▸ Problem
Reproduce all of the data exactly.

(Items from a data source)
▼
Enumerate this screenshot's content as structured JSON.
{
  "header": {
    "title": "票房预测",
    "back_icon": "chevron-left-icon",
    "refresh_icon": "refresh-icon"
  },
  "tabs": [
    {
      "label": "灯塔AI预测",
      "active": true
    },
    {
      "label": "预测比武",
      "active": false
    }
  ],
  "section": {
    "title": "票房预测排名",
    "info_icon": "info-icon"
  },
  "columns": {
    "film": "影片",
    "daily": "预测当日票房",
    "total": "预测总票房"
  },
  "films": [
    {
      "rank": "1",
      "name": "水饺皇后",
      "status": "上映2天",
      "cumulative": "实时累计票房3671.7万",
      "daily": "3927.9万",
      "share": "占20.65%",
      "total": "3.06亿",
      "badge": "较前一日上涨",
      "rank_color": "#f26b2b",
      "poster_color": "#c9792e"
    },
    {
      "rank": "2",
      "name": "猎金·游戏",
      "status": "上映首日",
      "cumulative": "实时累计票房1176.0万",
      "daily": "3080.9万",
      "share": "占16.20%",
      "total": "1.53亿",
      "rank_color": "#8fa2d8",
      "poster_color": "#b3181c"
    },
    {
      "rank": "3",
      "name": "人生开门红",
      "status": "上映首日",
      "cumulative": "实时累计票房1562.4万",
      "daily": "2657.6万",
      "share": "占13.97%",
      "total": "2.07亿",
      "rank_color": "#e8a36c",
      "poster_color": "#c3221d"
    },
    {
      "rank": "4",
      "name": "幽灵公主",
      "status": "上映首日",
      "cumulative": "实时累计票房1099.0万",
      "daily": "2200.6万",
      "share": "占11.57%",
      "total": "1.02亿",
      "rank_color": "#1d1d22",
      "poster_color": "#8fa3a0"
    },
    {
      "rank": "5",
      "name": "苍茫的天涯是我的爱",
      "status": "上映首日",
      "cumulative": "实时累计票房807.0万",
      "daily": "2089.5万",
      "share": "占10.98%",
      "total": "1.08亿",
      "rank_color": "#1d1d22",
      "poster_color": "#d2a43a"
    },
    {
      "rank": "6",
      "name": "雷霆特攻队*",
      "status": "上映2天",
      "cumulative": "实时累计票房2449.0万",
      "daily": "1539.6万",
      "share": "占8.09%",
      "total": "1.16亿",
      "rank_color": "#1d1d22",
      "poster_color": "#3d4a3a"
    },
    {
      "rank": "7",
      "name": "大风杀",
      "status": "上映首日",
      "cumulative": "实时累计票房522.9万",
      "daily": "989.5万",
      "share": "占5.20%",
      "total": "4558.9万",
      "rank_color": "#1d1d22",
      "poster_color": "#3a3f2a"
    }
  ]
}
▲
▸ Problem solution
Enumerate this screenshot's content as structured JSON.
{
  "header": {
    "title": "票房预测",
    "back_icon": "chevron-left-icon",
    "refresh_icon": "refresh-icon"
  },
  "tabs": [
    {
      "label": "灯塔AI预测",
      "active": true
    },
    {
      "label": "预测比武",
      "active": false
    }
  ],
  "section": {
    "title": "票房预测排名",
    "info_icon": "info-icon"
  },
  "columns": {
    "film": "影片",
    "daily": "预测当日票房",
    "total": "预测总票房"
  },
  "films": [
    {
      "rank": "1",
      "name": "水饺皇后",
      "status": "上映2天",
      "cumulative": "实时累计票房3671.7万",
      "daily": "3927.9万",
      "share": "占20.65%",
      "total": "3.06亿",
      "badge": "较前一日上涨",
      "rank_color": "#f26b2b",
      "poster_color": "#c9792e"
    },
    {
      "rank": "2",
      "name": "猎金·游戏",
      "status": "上映首日",
      "cumulative": "实时累计票房1176.0万",
      "daily": "3080.9万",
      "share": "占16.20%",
      "total": "1.53亿",
      "rank_color": "#8fa2d8",
      "poster_color": "#b3181c"
    },
    {
      "rank": "3",
      "name": "人生开门红",
      "status": "上映首日",
      "cumulative": "实时累计票房1562.4万",
      "daily": "2657.6万",
      "share": "占13.97%",
      "total": "2.07亿",
      "rank_color": "#e8a36c",
      "poster_color": "#c3221d"
    },
    {
      "rank": "4",
      "name": "幽灵公主",
      "status": "上映首日",
      "cumulative": "实时累计票房1099.0万",
      "daily": "2200.6万",
      "share": "占11.57%",
      "total": "1.02亿",
      "rank_color": "#1d1d22",
      "poster_color": "#8fa3a0"
    },
    {
      "rank": "5",
      "name": "苍茫的天涯是我的爱",
      "status": "上映首日",
      "cumulative": "实时累计票房807.0万",
      "daily": "2089.5万",
      "share": "占10.98%",
      "total": "1.08亿",
      "rank_color": "#1d1d22",
      "poster_color": "#d2a43a"
    },
    {
      "rank": "6",
      "name": "雷霆特攻队*",
      "status": "上映2天",
      "cumulative": "实时累计票房2449.0万",
      "daily": "1539.6万",
      "share": "占8.09%",
      "total": "1.16亿",
      "rank_color": "#1d1d22",
      "poster_color": "#3d4a3a"
    },
    {
      "rank": "7",
      "name": "大风杀",
      "status": "上映首日",
      "cumulative": "实时累计票房522.9万",
      "daily": "989.5万",
      "share": "占5.20%",
      "total": "4558.9万",
      "rank_color": "#1d1d22",
      "poster_color": "#3a3f2a"
    }
  ]
}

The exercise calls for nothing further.